— TO BE DONE —
Images appear in the records below; leave them out and repeat everything else exactly.

===== MATERIAL SUPPLIED

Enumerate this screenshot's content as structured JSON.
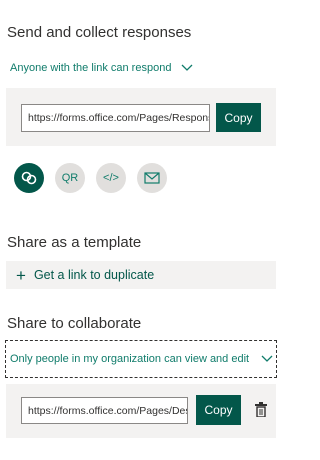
{
  "send": {
    "title": "Send and collect responses",
    "audience": "Anyone with the link can respond",
    "url": "https://forms.office.com/Pages/ResponsePage.aspx",
    "copy_label": "Copy",
    "icons": [
      {
        "name": "link-icon",
        "label": ""
      },
      {
        "name": "qr-icon",
        "label": "QR"
      },
      {
        "name": "embed-icon",
        "label": "</>"
      },
      {
        "name": "email-icon",
        "label": ""
      }
    ]
  },
  "template": {
    "title": "Share as a template",
    "link_label": "Get a link to duplicate",
    "plus": "+"
  },
  "collab": {
    "title": "Share to collaborate",
    "audience": "Only people in my organization can view and edit",
    "url": "https://forms.office.com/Pages/DesignPage.aspx",
    "copy_label": "Copy"
  },
  "colors": {
    "accent": "#03574a",
    "link": "#107c6b",
    "panel": "#f3f2f1"
  }
}
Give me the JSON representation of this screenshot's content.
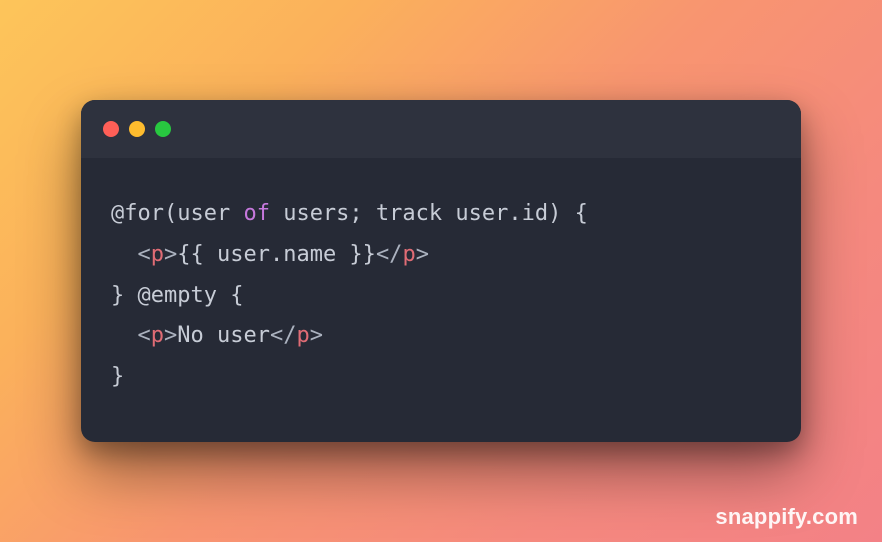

==========

— RESPONSE FOR THIS EXERCISE —
Enumerate this screenshot's content as structured JSON.
{
  "send": {
    "title": "Send and collect responses",
    "audience": "Anyone with the link can respond",
    "url": "https://forms.office.com/Pages/ResponsePage.aspx",
    "copy_label": "Copy",
    "icons": [
      {
        "name": "link-icon",
        "label": ""
      },
      {
        "name": "qr-icon",
        "label": "QR"
      },
      {
        "name": "embed-icon",
        "label": "</>"
      },
      {
        "name": "email-icon",
        "label": ""
      }
    ]
  },
  "template": {
    "title": "Share as a template",
    "link_label": "Get a link to duplicate",
    "plus": "+"
  },
  "collab": {
    "title": "Share to collaborate",
    "audience": "Only people in my organization can view and edit",
    "url": "https://forms.office.com/Pages/DesignPage.aspx",
    "copy_label": "Copy"
  },
  "colors": {
    "accent": "#03574a",
    "link": "#107c6b",
    "panel": "#f3f2f1"
  }
}
Give me the JSON representation of this screenshot's content.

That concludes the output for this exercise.